• _Extracted material_:
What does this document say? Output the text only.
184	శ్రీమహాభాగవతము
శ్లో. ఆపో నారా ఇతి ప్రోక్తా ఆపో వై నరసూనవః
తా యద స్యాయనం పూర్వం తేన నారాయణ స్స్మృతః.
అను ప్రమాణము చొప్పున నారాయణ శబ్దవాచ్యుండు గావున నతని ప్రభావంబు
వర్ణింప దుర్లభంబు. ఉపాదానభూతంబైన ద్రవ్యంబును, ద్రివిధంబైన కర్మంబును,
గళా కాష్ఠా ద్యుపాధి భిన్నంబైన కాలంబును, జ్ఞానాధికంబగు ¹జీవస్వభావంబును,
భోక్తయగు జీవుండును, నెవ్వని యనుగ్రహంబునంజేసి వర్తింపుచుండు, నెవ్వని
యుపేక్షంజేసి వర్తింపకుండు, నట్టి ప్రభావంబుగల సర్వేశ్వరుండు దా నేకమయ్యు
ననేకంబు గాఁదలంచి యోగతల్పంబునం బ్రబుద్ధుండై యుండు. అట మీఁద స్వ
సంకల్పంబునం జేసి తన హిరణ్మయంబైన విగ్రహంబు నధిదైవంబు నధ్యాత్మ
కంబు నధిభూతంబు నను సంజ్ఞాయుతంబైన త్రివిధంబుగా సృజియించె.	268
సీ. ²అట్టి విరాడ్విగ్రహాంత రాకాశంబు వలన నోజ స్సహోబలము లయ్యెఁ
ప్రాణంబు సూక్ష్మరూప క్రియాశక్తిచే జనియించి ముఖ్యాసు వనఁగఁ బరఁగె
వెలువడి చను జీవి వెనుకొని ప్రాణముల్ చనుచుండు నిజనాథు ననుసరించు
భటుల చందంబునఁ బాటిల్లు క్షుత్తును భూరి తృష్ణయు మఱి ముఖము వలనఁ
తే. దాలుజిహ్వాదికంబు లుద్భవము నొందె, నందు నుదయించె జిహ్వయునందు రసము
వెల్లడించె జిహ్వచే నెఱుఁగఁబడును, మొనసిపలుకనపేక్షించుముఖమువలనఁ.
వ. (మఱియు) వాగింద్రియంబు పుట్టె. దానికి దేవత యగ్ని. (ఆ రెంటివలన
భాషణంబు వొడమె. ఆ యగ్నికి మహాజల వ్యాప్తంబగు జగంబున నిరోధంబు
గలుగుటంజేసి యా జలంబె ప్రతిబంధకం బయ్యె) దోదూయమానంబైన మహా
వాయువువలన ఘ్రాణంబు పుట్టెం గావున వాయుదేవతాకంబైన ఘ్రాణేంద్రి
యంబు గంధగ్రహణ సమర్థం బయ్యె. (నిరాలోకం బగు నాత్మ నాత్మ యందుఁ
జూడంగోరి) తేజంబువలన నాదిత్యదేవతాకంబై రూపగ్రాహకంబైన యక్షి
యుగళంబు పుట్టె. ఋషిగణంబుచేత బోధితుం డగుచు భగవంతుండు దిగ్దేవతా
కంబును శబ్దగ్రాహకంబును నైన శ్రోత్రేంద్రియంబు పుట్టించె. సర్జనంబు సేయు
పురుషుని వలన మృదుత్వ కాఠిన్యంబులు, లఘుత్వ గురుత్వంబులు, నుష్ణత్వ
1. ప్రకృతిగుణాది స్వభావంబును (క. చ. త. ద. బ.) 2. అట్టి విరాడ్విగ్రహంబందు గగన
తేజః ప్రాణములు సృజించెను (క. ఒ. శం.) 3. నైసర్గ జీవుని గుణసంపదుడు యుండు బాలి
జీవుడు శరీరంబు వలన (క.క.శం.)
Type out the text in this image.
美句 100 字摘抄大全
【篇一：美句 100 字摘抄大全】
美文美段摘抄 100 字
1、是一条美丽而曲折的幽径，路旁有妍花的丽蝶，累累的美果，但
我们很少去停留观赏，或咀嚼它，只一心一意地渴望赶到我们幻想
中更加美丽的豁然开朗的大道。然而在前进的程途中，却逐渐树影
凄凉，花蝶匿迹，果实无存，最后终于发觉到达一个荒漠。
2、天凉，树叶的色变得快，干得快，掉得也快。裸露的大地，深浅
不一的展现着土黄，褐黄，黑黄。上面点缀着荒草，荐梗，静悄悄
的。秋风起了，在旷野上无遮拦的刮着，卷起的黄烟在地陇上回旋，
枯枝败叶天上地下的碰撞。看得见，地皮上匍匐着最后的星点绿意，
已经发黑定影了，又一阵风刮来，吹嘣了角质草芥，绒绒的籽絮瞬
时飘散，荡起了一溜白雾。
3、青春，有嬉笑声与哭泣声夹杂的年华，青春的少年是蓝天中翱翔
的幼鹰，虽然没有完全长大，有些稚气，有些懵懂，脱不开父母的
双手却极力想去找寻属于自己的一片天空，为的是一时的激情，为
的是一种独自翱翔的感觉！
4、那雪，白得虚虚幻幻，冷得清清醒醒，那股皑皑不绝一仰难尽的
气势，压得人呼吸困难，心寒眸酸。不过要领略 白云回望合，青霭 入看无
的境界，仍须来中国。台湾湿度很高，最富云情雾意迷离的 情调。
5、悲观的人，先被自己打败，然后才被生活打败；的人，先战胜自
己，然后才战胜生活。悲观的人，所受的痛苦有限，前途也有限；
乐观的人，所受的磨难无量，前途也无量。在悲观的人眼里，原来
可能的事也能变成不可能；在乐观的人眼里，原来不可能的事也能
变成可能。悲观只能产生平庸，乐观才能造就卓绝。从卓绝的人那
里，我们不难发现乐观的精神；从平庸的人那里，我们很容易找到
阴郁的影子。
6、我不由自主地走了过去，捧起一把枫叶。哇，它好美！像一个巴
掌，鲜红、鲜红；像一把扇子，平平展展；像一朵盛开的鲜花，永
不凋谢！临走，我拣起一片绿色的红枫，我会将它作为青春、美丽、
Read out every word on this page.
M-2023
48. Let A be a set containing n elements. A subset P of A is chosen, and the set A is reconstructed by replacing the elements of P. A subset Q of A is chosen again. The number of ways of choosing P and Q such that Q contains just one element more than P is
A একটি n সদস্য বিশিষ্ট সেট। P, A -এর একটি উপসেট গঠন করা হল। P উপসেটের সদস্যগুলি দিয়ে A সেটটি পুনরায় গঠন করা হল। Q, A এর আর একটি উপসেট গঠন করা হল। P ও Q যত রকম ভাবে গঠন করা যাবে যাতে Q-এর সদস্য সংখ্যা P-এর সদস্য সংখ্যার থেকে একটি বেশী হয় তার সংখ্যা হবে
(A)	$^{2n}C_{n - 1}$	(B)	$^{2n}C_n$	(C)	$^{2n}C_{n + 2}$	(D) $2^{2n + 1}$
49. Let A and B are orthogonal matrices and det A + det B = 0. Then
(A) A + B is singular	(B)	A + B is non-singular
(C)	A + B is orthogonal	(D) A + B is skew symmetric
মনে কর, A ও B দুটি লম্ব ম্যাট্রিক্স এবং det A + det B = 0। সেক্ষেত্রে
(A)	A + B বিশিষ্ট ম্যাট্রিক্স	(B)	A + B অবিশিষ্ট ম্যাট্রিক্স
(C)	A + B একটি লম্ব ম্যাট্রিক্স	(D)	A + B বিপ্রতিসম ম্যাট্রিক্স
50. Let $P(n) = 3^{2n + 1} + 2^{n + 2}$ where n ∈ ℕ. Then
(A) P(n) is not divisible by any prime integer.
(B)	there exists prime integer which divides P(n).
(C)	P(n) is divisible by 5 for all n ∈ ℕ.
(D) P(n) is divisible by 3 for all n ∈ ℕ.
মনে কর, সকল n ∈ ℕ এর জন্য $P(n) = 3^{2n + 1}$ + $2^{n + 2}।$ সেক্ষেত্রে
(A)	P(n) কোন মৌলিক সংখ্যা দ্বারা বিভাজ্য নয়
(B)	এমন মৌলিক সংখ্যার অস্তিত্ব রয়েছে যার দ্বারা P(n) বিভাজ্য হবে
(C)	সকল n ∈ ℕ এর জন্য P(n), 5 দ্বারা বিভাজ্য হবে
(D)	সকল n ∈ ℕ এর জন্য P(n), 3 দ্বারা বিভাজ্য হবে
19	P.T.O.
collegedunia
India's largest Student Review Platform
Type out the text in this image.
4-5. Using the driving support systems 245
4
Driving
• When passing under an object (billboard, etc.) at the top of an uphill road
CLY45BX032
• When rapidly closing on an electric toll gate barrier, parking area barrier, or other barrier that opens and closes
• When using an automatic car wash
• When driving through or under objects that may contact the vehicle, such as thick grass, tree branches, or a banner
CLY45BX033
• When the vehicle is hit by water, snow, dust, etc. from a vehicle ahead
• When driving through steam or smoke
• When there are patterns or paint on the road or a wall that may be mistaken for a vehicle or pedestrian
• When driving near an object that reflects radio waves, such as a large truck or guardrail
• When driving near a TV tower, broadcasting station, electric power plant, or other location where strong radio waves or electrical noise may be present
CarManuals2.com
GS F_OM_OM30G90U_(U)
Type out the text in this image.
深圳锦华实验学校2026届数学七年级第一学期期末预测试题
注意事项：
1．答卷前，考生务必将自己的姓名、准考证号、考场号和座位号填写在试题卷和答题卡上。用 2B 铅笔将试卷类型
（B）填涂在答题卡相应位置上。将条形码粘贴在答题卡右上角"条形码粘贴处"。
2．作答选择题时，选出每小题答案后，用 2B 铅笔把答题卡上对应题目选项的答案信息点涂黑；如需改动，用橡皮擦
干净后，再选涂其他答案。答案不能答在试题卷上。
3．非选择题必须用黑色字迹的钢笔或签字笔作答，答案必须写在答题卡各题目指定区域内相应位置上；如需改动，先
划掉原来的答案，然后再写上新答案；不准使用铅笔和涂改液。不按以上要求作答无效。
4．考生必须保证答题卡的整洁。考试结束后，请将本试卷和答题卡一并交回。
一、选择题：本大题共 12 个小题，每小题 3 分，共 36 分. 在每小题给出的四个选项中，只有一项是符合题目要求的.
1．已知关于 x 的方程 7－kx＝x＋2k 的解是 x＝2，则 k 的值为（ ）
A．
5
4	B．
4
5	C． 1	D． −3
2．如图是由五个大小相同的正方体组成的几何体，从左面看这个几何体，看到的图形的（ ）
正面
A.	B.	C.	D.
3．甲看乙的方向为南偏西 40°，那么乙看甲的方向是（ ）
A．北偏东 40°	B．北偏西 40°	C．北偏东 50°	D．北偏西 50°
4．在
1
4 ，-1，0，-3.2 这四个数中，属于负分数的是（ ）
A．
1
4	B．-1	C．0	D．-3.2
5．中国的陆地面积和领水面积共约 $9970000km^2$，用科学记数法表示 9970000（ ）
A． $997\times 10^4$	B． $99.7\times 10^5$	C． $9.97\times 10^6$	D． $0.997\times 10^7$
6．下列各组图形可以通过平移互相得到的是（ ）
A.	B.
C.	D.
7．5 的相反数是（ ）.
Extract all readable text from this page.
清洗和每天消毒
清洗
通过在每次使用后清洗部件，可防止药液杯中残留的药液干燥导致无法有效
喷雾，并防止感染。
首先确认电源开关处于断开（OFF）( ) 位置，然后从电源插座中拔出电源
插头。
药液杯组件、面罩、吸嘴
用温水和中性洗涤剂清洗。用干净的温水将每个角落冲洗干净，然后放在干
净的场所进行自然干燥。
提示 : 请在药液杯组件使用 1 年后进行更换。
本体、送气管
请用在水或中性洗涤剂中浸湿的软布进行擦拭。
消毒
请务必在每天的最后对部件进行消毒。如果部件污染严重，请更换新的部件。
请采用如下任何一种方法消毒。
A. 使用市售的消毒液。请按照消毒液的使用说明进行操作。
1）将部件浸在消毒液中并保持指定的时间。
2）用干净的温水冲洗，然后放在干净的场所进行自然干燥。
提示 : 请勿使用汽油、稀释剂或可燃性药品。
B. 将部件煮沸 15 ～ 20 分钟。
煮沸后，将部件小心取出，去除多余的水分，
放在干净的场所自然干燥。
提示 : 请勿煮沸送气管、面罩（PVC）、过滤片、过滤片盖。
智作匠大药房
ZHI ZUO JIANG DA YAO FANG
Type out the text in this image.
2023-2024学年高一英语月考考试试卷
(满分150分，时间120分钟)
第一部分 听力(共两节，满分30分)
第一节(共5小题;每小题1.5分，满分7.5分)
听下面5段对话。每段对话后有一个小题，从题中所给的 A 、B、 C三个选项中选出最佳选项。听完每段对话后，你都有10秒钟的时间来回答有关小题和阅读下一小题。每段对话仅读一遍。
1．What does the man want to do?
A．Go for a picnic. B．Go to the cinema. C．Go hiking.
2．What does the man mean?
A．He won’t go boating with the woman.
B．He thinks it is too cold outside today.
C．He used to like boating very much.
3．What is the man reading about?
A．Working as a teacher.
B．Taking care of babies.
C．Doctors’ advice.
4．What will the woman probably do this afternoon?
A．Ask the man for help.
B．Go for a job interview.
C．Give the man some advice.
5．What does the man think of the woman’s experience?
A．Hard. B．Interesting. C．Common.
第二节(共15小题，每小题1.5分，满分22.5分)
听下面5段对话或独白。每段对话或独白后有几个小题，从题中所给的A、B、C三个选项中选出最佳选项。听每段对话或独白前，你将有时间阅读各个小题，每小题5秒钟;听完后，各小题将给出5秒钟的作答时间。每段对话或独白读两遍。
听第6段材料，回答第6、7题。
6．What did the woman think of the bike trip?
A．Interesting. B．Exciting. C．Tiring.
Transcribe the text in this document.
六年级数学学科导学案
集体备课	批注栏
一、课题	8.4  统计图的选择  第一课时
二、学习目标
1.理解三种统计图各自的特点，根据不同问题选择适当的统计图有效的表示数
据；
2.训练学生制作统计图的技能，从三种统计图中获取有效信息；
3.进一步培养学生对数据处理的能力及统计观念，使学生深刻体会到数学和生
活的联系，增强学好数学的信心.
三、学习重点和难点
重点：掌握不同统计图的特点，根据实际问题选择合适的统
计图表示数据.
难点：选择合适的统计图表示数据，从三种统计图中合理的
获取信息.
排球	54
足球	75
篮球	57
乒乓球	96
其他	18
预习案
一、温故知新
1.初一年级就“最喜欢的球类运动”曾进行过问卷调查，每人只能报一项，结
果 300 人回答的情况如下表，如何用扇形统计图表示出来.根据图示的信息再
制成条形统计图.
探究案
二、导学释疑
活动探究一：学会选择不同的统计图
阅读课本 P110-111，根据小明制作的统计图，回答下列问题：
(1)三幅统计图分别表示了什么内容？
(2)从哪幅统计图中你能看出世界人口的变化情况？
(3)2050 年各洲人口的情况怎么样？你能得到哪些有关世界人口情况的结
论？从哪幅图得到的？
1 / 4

• _Task instructions_: Search the entries for the word "waves" and gather every line where it appears.

• _Result for this exercise_:
• When driving near an object that reflects radio waves, such as a large truck or guardrail
• When driving near a TV tower, broadcasting station, electric power plant, or other location where strong radio waves or electrical noise may be present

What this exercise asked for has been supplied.